[Start of EXCERPTED RECORDS]
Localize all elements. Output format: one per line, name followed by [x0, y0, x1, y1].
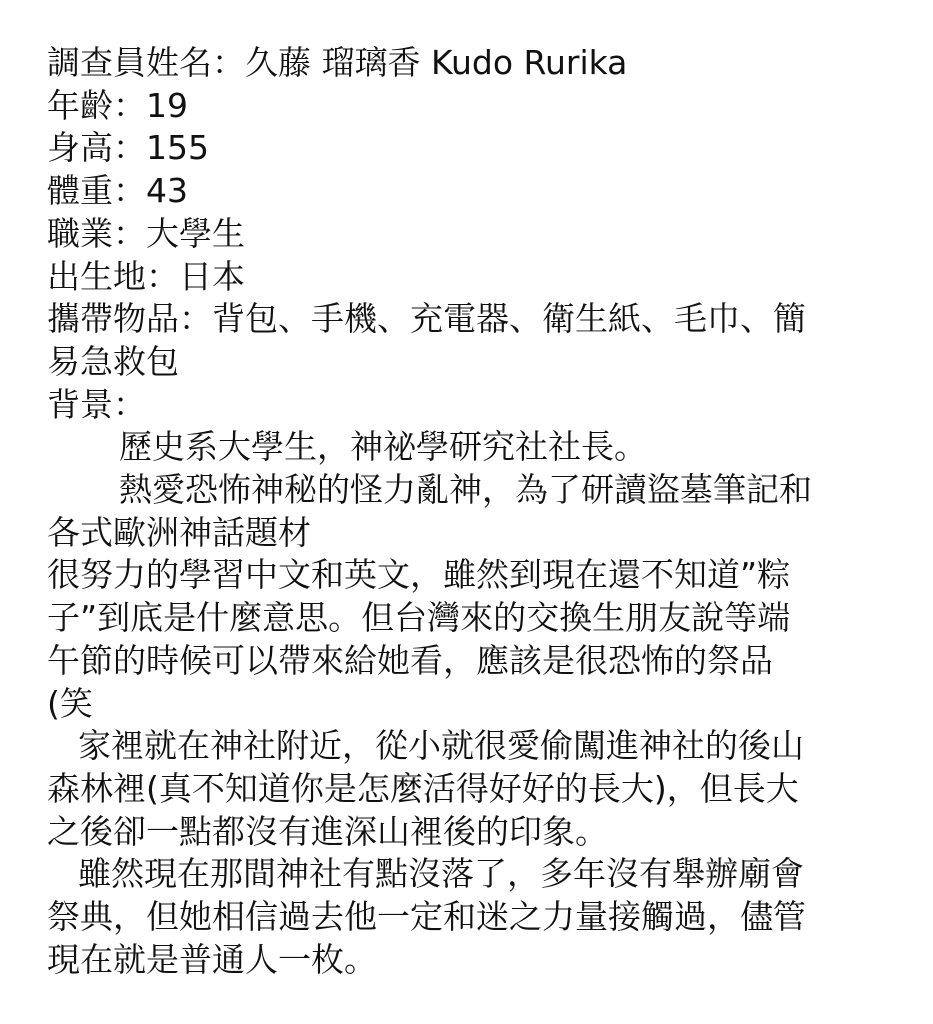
name-line: 調查員姓名：久藤 瑠璃香 Kudo Rurika [47, 43, 628, 82]
age-line: 年齡：19 [47, 85, 188, 125]
background-line: 午節的時候可以帶來給她看，應該是很恐怖的祭品 [47, 640, 773, 680]
items-line-2: 易急救包 [47, 341, 179, 381]
background-line: 祭典，但她相信過去他一定和迷之力量接觸過，儘管 [47, 897, 806, 937]
background-line: 之後卻一點都沒有進深山裡後的印象。 [47, 811, 608, 851]
background-line: 雖然現在那間神社有點沒落了，多年沒有舉辦廟會 [78, 854, 804, 894]
birthplace-line: 出生地：日本 [47, 256, 245, 296]
background-heading: 背景： [47, 384, 146, 424]
background-line: (笑 [47, 683, 93, 723]
background-line: 家裡就在神社附近，從小就很愛偷闖進神社的後山 [78, 726, 804, 766]
weight-line: 體重：43 [47, 171, 188, 211]
job-line: 職業：大學生 [47, 213, 245, 253]
items-line-1: 攜帶物品：背包、手機、充電器、衛生紙、毛巾、簡 [47, 299, 806, 339]
height-line: 身高：155 [47, 128, 209, 168]
background-line: 森林裡(真不知道你是怎麼活得好好的長大)，但長大 [47, 768, 799, 808]
background-line: 歷史系大學生，神祕學研究社社長。 [119, 427, 647, 467]
background-line: 現在就是普通人一枚。 [47, 939, 377, 979]
background-line: 熱愛恐怖神秘的怪力亂神，為了研讀盜墓筆記和 [119, 470, 812, 510]
background-line: 很努力的學習中文和英文，雖然到現在還不知道”粽 [47, 555, 791, 595]
background-line: 子”到底是什麼意思。但台灣來的交換生朋友說等端 [47, 598, 791, 638]
character-sheet [47, 42, 892, 981]
background-line: 各式歐洲神話題材 [47, 512, 311, 552]
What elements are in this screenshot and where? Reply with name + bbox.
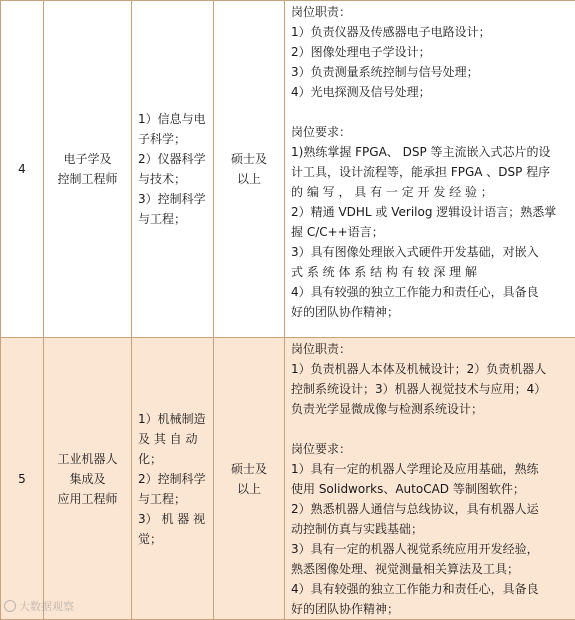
degree-line: 以上	[214, 169, 284, 189]
major-line: 与技术；	[138, 169, 208, 189]
major-line: 子科学；	[138, 129, 208, 149]
row-number-cell	[1, 1, 44, 338]
watermark	[4, 598, 74, 614]
major-cell	[132, 338, 214, 620]
job-title-cell	[44, 338, 132, 620]
requirement-line: 式 系 统 体 系 结 构 有 较 深 理 解	[291, 262, 569, 282]
duty-line: 控制系统设计；3）机器人视觉技术与应用；4）	[291, 379, 569, 399]
major-line: 2）控制科学	[138, 469, 208, 489]
job-title-line: 工业机器人	[44, 449, 131, 469]
requirement-line: 的 编 写 ， 具 有 一 定 开 发 经 验 ；	[291, 182, 569, 202]
major-line: 3）控制科学	[138, 189, 208, 209]
duty-heading: 岗位职责：	[291, 2, 569, 22]
requirement-line: 好的团队协作精神；	[291, 599, 569, 619]
degree-line: 以上	[214, 479, 284, 499]
requirement-heading: 岗位要求：	[291, 122, 569, 142]
duty-line: 负责光学显微成像与检测系统设计；	[291, 399, 569, 419]
duty-line: 3）负责测量系统控制与信号处理；	[291, 62, 569, 82]
table-row	[1, 1, 575, 338]
major-line: 与工程；	[138, 209, 208, 229]
requirement-line: 好的团队协作精神；	[291, 302, 569, 322]
major-line: 1）信息与电	[138, 109, 208, 129]
requirement-line: 动控制仿真与实践基础；	[291, 519, 569, 539]
duty-line: 4）光电探测及信号处理；	[291, 82, 569, 102]
degree-cell	[214, 338, 285, 620]
requirement-line: 3）具有图像处理嵌入式硬件开发基础，对嵌入	[291, 242, 569, 262]
spacer	[291, 102, 569, 122]
job-title-cell	[44, 1, 132, 338]
duty-line: 1）负责仪器及传感器电子电路设计；	[291, 22, 569, 42]
requirement-line: 3）具有一定的机器人视觉系统应用开发经验，	[291, 539, 569, 559]
major-line: 与工程；	[138, 489, 208, 509]
row-number-cell	[1, 338, 44, 620]
requirement-heading: 岗位要求：	[291, 439, 569, 459]
major-line: 及 其 自 动	[138, 429, 208, 449]
watermark-text: 大数据观察	[19, 598, 74, 614]
duty-cell	[285, 1, 575, 338]
spacer	[291, 419, 569, 439]
major-line: 3） 机 器 视	[138, 509, 208, 529]
job-title-line: 集成及	[44, 469, 131, 489]
table-row	[1, 338, 575, 620]
requirement-line: 2）熟悉机器人通信与总线协议，具有机器人运	[291, 499, 569, 519]
job-title-line: 控制工程师	[44, 169, 131, 189]
row-number: 5	[18, 472, 26, 486]
degree-line: 硕士及	[214, 149, 284, 169]
requirement-line: 1)熟练掌握 FPGA、 DSP 等主流嵌入式芯片的设	[291, 142, 569, 162]
degree-line: 硕士及	[214, 459, 284, 479]
job-title-line: 电子学及	[44, 149, 131, 169]
major-line: 化；	[138, 449, 208, 469]
requirement-line: 使用 Solidworks、AutoCAD 等制图软件；	[291, 479, 569, 499]
requirement-line: 1）具有一定的机器人学理论及应用基础，熟练	[291, 459, 569, 479]
row-number: 4	[18, 162, 26, 176]
requirement-line: 4）具有较强的独立工作能力和责任心，具备良	[291, 282, 569, 302]
degree-cell	[214, 1, 285, 338]
major-cell	[132, 1, 214, 338]
duty-cell	[285, 338, 575, 620]
watermark-logo-icon	[4, 600, 16, 612]
requirement-line: 握 C/C++语言；	[291, 222, 569, 242]
job-title-line: 应用工程师	[44, 489, 131, 509]
requirement-line: 2）精通 VDHL 或 Verilog 逻辑设计语言；熟悉掌	[291, 202, 569, 222]
duty-line: 1）负责机器人本体及机械设计；2）负责机器人	[291, 359, 569, 379]
major-line: 2）仪器科学	[138, 149, 208, 169]
duty-line: 2）图像处理电子学设计；	[291, 42, 569, 62]
requirement-line: 计工具，设计流程等，能承担 FPGA 、DSP 程序	[291, 162, 569, 182]
duty-heading: 岗位职责：	[291, 339, 569, 359]
requirement-line: 熟悉图像处理、视觉测量相关算法及工具；	[291, 559, 569, 579]
major-line: 1）机械制造	[138, 409, 208, 429]
requirement-line: 4）具有较强的独立工作能力和责任心，具备良	[291, 579, 569, 599]
major-line: 觉；	[138, 529, 208, 549]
[End of EXCERPTED RECORDS]
Please copy all of the data above line for line, with no changes, and leave out the pictures.

Localize all elements. Output format: one per line, name followed by [x0, y0, x1, y1].
name-line: 調查員姓名：久藤 瑠璃香 Kudo Rurika [47, 43, 628, 82]
age-line: 年齡：19 [47, 85, 188, 125]
background-line: 午節的時候可以帶來給她看，應該是很恐怖的祭品 [47, 640, 773, 680]
items-line-2: 易急救包 [47, 341, 179, 381]
background-line: 祭典，但她相信過去他一定和迷之力量接觸過，儘管 [47, 897, 806, 937]
background-line: 之後卻一點都沒有進深山裡後的印象。 [47, 811, 608, 851]
background-line: 雖然現在那間神社有點沒落了，多年沒有舉辦廟會 [78, 854, 804, 894]
birthplace-line: 出生地：日本 [47, 256, 245, 296]
background-heading: 背景： [47, 384, 146, 424]
background-line: (笑 [47, 683, 93, 723]
background-line: 家裡就在神社附近，從小就很愛偷闖進神社的後山 [78, 726, 804, 766]
weight-line: 體重：43 [47, 171, 188, 211]
job-line: 職業：大學生 [47, 213, 245, 253]
items-line-1: 攜帶物品：背包、手機、充電器、衛生紙、毛巾、簡 [47, 299, 806, 339]
height-line: 身高：155 [47, 128, 209, 168]
background-line: 森林裡(真不知道你是怎麼活得好好的長大)，但長大 [47, 768, 799, 808]
background-line: 歷史系大學生，神祕學研究社社長。 [119, 427, 647, 467]
background-line: 現在就是普通人一枚。 [47, 939, 377, 979]
background-line: 熱愛恐怖神秘的怪力亂神，為了研讀盜墓筆記和 [119, 470, 812, 510]
background-line: 很努力的學習中文和英文，雖然到現在還不知道”粽 [47, 555, 791, 595]
background-line: 子”到底是什麼意思。但台灣來的交換生朋友說等端 [47, 598, 791, 638]
character-sheet [47, 42, 892, 981]
background-line: 各式歐洲神話題材 [47, 512, 311, 552]
What elements are in this screenshot and where? Reply with name + bbox.
degree-line: 以上	[214, 169, 284, 189]
major-line: 与技术；	[138, 169, 208, 189]
major-line: 子科学；	[138, 129, 208, 149]
row-number-cell	[1, 1, 44, 338]
watermark	[4, 598, 74, 614]
major-cell	[132, 338, 214, 620]
job-title-cell	[44, 338, 132, 620]
requirement-line: 式 系 统 体 系 结 构 有 较 深 理 解	[291, 262, 569, 282]
duty-line: 控制系统设计；3）机器人视觉技术与应用；4）	[291, 379, 569, 399]
major-line: 2）控制科学	[138, 469, 208, 489]
job-title-line: 工业机器人	[44, 449, 131, 469]
requirement-line: 的 编 写 ， 具 有 一 定 开 发 经 验 ；	[291, 182, 569, 202]
major-line: 3）控制科学	[138, 189, 208, 209]
duty-heading: 岗位职责：	[291, 2, 569, 22]
requirement-line: 好的团队协作精神；	[291, 599, 569, 619]
degree-line: 以上	[214, 479, 284, 499]
requirement-heading: 岗位要求：	[291, 122, 569, 142]
duty-line: 负责光学显微成像与检测系统设计；	[291, 399, 569, 419]
duty-line: 3）负责测量系统控制与信号处理；	[291, 62, 569, 82]
table-row	[1, 1, 575, 338]
major-line: 与工程；	[138, 209, 208, 229]
requirement-line: 好的团队协作精神；	[291, 302, 569, 322]
major-line: 1）信息与电	[138, 109, 208, 129]
requirement-line: 动控制仿真与实践基础；	[291, 519, 569, 539]
duty-line: 4）光电探测及信号处理；	[291, 82, 569, 102]
degree-cell	[214, 338, 285, 620]
requirement-line: 3）具有图像处理嵌入式硬件开发基础，对嵌入	[291, 242, 569, 262]
spacer	[291, 102, 569, 122]
job-title-cell	[44, 1, 132, 338]
duty-line: 1）负责仪器及传感器电子电路设计；	[291, 22, 569, 42]
requirement-line: 3）具有一定的机器人视觉系统应用开发经验，	[291, 539, 569, 559]
major-line: 与工程；	[138, 489, 208, 509]
row-number-cell	[1, 338, 44, 620]
requirement-heading: 岗位要求：	[291, 439, 569, 459]
major-line: 及 其 自 动	[138, 429, 208, 449]
watermark-text: 大数据观察	[19, 598, 74, 614]
duty-cell	[285, 1, 575, 338]
spacer	[291, 419, 569, 439]
major-line: 3） 机 器 视	[138, 509, 208, 529]
job-title-line: 集成及	[44, 469, 131, 489]
table-row	[1, 338, 575, 620]
requirement-line: 2）熟悉机器人通信与总线协议，具有机器人运	[291, 499, 569, 519]
job-title-line: 控制工程师	[44, 169, 131, 189]
row-number: 5	[18, 472, 26, 486]
degree-line: 硕士及	[214, 149, 284, 169]
requirement-line: 1)熟练掌握 FPGA、 DSP 等主流嵌入式芯片的设	[291, 142, 569, 162]
degree-line: 硕士及	[214, 459, 284, 479]
job-title-line: 电子学及	[44, 149, 131, 169]
major-line: 化；	[138, 449, 208, 469]
requirement-line: 使用 Solidworks、AutoCAD 等制图软件；	[291, 479, 569, 499]
requirement-line: 1）具有一定的机器人学理论及应用基础，熟练	[291, 459, 569, 479]
row-number: 4	[18, 162, 26, 176]
requirement-line: 4）具有较强的独立工作能力和责任心，具备良	[291, 282, 569, 302]
degree-cell	[214, 1, 285, 338]
major-cell	[132, 1, 214, 338]
duty-cell	[285, 338, 575, 620]
watermark-logo-icon	[4, 600, 16, 612]
requirement-line: 握 C/C++语言；	[291, 222, 569, 242]
job-title-line: 应用工程师	[44, 489, 131, 509]
requirement-line: 2）精通 VDHL 或 Verilog 逻辑设计语言；熟悉掌	[291, 202, 569, 222]
duty-line: 1）负责机器人本体及机械设计；2）负责机器人	[291, 359, 569, 379]
major-line: 2）仪器科学	[138, 149, 208, 169]
duty-line: 2）图像处理电子学设计；	[291, 42, 569, 62]
requirement-line: 计工具，设计流程等，能承担 FPGA 、DSP 程序	[291, 162, 569, 182]
duty-heading: 岗位职责：	[291, 339, 569, 359]
requirement-line: 熟悉图像处理、视觉测量相关算法及工具；	[291, 559, 569, 579]
major-line: 1）机械制造	[138, 409, 208, 429]
requirement-line: 4）具有较强的独立工作能力和责任心，具备良	[291, 579, 569, 599]
major-line: 觉；	[138, 529, 208, 549]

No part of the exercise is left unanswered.